== The task ==
Extract all of the entries and give them again, word for word.

== Saved entries ==
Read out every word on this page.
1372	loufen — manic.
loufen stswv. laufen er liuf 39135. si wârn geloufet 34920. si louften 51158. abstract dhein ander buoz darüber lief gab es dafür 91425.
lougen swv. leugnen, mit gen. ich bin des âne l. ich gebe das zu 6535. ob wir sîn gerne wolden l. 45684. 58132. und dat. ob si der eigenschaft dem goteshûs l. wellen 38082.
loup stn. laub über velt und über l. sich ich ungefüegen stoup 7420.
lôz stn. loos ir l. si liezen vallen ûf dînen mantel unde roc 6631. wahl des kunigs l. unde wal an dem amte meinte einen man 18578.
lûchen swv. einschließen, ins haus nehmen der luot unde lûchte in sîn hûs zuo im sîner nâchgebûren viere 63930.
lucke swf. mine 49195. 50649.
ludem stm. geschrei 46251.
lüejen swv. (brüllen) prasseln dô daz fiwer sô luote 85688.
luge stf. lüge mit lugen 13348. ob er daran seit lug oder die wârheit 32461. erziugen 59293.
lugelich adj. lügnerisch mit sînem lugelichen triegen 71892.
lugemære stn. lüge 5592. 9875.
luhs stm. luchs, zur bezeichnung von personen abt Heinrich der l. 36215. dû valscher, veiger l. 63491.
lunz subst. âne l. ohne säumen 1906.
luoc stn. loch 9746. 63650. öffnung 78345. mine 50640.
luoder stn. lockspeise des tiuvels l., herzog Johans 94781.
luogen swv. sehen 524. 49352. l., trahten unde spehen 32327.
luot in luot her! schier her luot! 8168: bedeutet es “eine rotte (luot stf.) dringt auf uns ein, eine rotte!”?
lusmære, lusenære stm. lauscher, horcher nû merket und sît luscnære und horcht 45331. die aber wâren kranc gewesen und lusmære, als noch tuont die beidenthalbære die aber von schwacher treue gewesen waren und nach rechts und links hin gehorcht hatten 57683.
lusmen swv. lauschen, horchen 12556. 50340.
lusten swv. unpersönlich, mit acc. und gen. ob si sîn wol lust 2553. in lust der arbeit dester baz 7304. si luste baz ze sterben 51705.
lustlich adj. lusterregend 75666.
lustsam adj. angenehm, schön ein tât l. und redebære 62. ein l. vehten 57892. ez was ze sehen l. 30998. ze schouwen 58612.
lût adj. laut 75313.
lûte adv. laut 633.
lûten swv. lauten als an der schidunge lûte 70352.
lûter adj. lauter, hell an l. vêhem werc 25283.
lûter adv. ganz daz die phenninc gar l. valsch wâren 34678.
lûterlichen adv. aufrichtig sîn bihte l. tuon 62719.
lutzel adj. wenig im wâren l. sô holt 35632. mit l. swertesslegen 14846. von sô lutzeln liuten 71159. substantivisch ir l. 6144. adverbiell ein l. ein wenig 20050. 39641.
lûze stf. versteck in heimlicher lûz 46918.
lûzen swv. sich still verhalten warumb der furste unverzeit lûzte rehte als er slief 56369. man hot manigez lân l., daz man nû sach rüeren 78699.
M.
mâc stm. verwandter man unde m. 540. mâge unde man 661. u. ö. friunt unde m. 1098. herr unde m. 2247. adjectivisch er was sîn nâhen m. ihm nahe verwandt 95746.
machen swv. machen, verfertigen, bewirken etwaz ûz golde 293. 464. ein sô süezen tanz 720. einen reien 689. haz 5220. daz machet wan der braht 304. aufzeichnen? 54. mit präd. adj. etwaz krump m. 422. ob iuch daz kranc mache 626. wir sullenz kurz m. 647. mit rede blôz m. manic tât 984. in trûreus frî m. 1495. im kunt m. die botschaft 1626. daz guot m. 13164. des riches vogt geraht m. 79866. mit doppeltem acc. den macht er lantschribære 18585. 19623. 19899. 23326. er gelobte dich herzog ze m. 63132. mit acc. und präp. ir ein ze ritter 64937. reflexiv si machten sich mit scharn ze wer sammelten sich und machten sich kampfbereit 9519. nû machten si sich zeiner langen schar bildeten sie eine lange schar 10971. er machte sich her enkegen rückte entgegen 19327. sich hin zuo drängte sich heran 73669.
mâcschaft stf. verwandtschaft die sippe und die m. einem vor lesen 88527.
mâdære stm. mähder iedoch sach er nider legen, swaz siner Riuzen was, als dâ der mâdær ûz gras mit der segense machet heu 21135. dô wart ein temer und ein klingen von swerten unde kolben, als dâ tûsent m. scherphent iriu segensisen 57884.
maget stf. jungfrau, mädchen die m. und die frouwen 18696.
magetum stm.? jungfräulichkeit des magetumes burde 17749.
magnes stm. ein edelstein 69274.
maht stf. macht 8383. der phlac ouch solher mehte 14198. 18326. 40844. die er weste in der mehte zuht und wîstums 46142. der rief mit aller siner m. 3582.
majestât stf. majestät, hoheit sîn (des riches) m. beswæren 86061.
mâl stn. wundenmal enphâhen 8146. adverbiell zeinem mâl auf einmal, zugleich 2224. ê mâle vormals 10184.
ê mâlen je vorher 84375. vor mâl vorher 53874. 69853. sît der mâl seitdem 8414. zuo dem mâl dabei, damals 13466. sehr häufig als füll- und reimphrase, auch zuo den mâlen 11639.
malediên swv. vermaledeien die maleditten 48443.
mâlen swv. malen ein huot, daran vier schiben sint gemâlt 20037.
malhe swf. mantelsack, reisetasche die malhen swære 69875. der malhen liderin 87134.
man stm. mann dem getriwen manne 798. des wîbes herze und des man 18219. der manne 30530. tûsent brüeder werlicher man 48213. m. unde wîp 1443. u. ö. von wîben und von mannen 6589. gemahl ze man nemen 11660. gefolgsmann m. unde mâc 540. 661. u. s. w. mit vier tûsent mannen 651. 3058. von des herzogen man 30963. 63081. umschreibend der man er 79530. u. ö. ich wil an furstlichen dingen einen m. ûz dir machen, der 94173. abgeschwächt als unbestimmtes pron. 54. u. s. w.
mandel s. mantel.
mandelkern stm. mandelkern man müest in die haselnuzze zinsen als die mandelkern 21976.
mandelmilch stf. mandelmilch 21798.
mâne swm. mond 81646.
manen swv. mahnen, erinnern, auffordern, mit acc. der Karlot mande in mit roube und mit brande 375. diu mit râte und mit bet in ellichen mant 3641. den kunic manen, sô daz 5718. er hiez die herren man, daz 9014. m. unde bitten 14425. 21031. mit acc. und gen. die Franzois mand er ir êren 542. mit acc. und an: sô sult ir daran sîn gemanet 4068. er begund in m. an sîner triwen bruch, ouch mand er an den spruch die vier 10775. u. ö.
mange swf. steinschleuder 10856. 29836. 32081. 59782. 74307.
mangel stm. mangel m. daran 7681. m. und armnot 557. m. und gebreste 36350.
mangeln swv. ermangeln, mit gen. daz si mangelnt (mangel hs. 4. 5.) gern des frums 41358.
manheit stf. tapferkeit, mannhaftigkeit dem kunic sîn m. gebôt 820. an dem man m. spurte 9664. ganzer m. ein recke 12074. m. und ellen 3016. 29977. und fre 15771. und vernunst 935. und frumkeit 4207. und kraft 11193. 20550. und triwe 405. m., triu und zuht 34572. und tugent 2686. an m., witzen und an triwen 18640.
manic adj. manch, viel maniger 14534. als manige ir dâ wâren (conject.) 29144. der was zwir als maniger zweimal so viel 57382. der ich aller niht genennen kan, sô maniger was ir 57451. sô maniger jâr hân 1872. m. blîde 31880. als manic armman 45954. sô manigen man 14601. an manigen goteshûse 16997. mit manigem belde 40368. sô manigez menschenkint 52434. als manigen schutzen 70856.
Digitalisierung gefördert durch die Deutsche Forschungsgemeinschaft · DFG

== Result of this exercise ==
Read out every word on this page.
1372	loufen — manic.
loufen stswv. laufen er liuf 39135. si wârn geloufet 34920. si louften 51158. abstract dhein ander buoz darüber lief gab es dafür 91425.
lougen swv. leugnen, mit gen. ich bin des âne l. ich gebe das zu 6535. ob wir sîn gerne wolden l. 45684. 58132. und dat. ob si der eigenschaft dem goteshûs l. wellen 38082.
loup stn. laub über velt und über l. sich ich ungefüegen stoup 7420.
lôz stn. loos ir l. si liezen vallen ûf dînen mantel unde roc 6631. wahl des kunigs l. unde wal an dem amte meinte einen man 18578.
lûchen swv. einschließen, ins haus nehmen der luot unde lûchte in sîn hûs zuo im sîner nâchgebûren viere 63930.
lucke swf. mine 49195. 50649.
ludem stm. geschrei 46251.
lüejen swv. (brüllen) prasseln dô daz fiwer sô luote 85688.
luge stf. lüge mit lugen 13348. ob er daran seit lug oder die wârheit 32461. erziugen 59293.
lugelich adj. lügnerisch mit sînem lugelichen triegen 71892.
lugemære stn. lüge 5592. 9875.
luhs stm. luchs, zur bezeichnung von personen abt Heinrich der l. 36215. dû valscher, veiger l. 63491.
lunz subst. âne l. ohne säumen 1906.
luoc stn. loch 9746. 63650. öffnung 78345. mine 50640.
luoder stn. lockspeise des tiuvels l., herzog Johans 94781.
luogen swv. sehen 524. 49352. l., trahten unde spehen 32327.
luot in luot her! schier her luot! 8168: bedeutet es “eine rotte (luot stf.) dringt auf uns ein, eine rotte!”?
lusmære, lusenære stm. lauscher, horcher nû merket und sît luscnære und horcht 45331. die aber wâren kranc gewesen und lusmære, als noch tuont die beidenthalbære die aber von schwacher treue gewesen waren und nach rechts und links hin gehorcht hatten 57683.
lusmen swv. lauschen, horchen 12556. 50340.
lusten swv. unpersönlich, mit acc. und gen. ob si sîn wol lust 2553. in lust der arbeit dester baz 7304. si luste baz ze sterben 51705.
lustlich adj. lusterregend 75666.
lustsam adj. angenehm, schön ein tât l. und redebære 62. ein l. vehten 57892. ez was ze sehen l. 30998. ze schouwen 58612.
lût adj. laut 75313.
lûte adv. laut 633.
lûten swv. lauten als an der schidunge lûte 70352.
lûter adj. lauter, hell an l. vêhem werc 25283.
lûter adv. ganz daz die phenninc gar l. valsch wâren 34678.
lûterlichen adv. aufrichtig sîn bihte l. tuon 62719.
lutzel adj. wenig im wâren l. sô holt 35632. mit l. swertesslegen 14846. von sô lutzeln liuten 71159. substantivisch ir l. 6144. adverbiell ein l. ein wenig 20050. 39641.
lûze stf. versteck in heimlicher lûz 46918.
lûzen swv. sich still verhalten warumb der furste unverzeit lûzte rehte als er slief 56369. man hot manigez lân l., daz man nû sach rüeren 78699.
M.
mâc stm. verwandter man unde m. 540. mâge unde man 661. u. ö. friunt unde m. 1098. herr unde m. 2247. adjectivisch er was sîn nâhen m. ihm nahe verwandt 95746.
machen swv. machen, verfertigen, bewirken etwaz ûz golde 293. 464. ein sô süezen tanz 720. einen reien 689. haz 5220. daz machet wan der braht 304. aufzeichnen? 54. mit präd. adj. etwaz krump m. 422. ob iuch daz kranc mache 626. wir sullenz kurz m. 647. mit rede blôz m. manic tât 984. in trûreus frî m. 1495. im kunt m. die botschaft 1626. daz guot m. 13164. des riches vogt geraht m. 79866. mit doppeltem acc. den macht er lantschribære 18585. 19623. 19899. 23326. er gelobte dich herzog ze m. 63132. mit acc. und präp. ir ein ze ritter 64937. reflexiv si machten sich mit scharn ze wer sammelten sich und machten sich kampfbereit 9519. nû machten si sich zeiner langen schar bildeten sie eine lange schar 10971. er machte sich her enkegen rückte entgegen 19327. sich hin zuo drängte sich heran 73669.
mâcschaft stf. verwandtschaft die sippe und die m. einem vor lesen 88527.
mâdære stm. mähder iedoch sach er nider legen, swaz siner Riuzen was, als dâ der mâdær ûz gras mit der segense machet heu 21135. dô wart ein temer und ein klingen von swerten unde kolben, als dâ tûsent m. scherphent iriu segensisen 57884.
maget stf. jungfrau, mädchen die m. und die frouwen 18696.
magetum stm.? jungfräulichkeit des magetumes burde 17749.
magnes stm. ein edelstein 69274.
maht stf. macht 8383. der phlac ouch solher mehte 14198. 18326. 40844. die er weste in der mehte zuht und wîstums 46142. der rief mit aller siner m. 3582.
majestât stf. majestät, hoheit sîn (des riches) m. beswæren 86061.
mâl stn. wundenmal enphâhen 8146. adverbiell zeinem mâl auf einmal, zugleich 2224. ê mâle vormals 10184.
ê mâlen je vorher 84375. vor mâl vorher 53874. 69853. sît der mâl seitdem 8414. zuo dem mâl dabei, damals 13466. sehr häufig als füll- und reimphrase, auch zuo den mâlen 11639.
malediên swv. vermaledeien die maleditten 48443.
mâlen swv. malen ein huot, daran vier schiben sint gemâlt 20037.
malhe swf. mantelsack, reisetasche die malhen swære 69875. der malhen liderin 87134.
man stm. mann dem getriwen manne 798. des wîbes herze und des man 18219. der manne 30530. tûsent brüeder werlicher man 48213. m. unde wîp 1443. u. ö. von wîben und von mannen 6589. gemahl ze man nemen 11660. gefolgsmann m. unde mâc 540. 661. u. s. w. mit vier tûsent mannen 651. 3058. von des herzogen man 30963. 63081. umschreibend der man er 79530. u. ö. ich wil an furstlichen dingen einen m. ûz dir machen, der 94173. abgeschwächt als unbestimmtes pron. 54. u. s. w.
mandel s. mantel.
mandelkern stm. mandelkern man müest in die haselnuzze zinsen als die mandelkern 21976.
mandelmilch stf. mandelmilch 21798.
mâne swm. mond 81646.
manen swv. mahnen, erinnern, auffordern, mit acc. der Karlot mande in mit roube und mit brande 375. diu mit râte und mit bet in ellichen mant 3641. den kunic manen, sô daz 5718. er hiez die herren man, daz 9014. m. unde bitten 14425. 21031. mit acc. und gen. die Franzois mand er ir êren 542. mit acc. und an: sô sult ir daran sîn gemanet 4068. er begund in m. an sîner triwen bruch, ouch mand er an den spruch die vier 10775. u. ö.
mange swf. steinschleuder 10856. 29836. 32081. 59782. 74307.
mangel stm. mangel m. daran 7681. m. und armnot 557. m. und gebreste 36350.
mangeln swv. ermangeln, mit gen. daz si mangelnt (mangel hs. 4. 5.) gern des frums 41358.
manheit stf. tapferkeit, mannhaftigkeit dem kunic sîn m. gebôt 820. an dem man m. spurte 9664. ganzer m. ein recke 12074. m. und ellen 3016. 29977. und fre 15771. und vernunst 935. und frumkeit 4207. und kraft 11193. 20550. und triwe 405. m., triu und zuht 34572. und tugent 2686. an m., witzen und an triwen 18640.
manic adj. manch, viel maniger 14534. als manige ir dâ wâren (conject.) 29144. der was zwir als maniger zweimal so viel 57382. der ich aller niht genennen kan, sô maniger was ir 57451. sô maniger jâr hân 1872. m. blîde 31880. als manic armman 45954. sô manigen man 14601. an manigen goteshûse 16997. mit manigem belde 40368. sô manigez menschenkint 52434. als manigen schutzen 70856.
Digitalisierung gefördert durch die Deutsche Forschungsgemeinschaft · DFG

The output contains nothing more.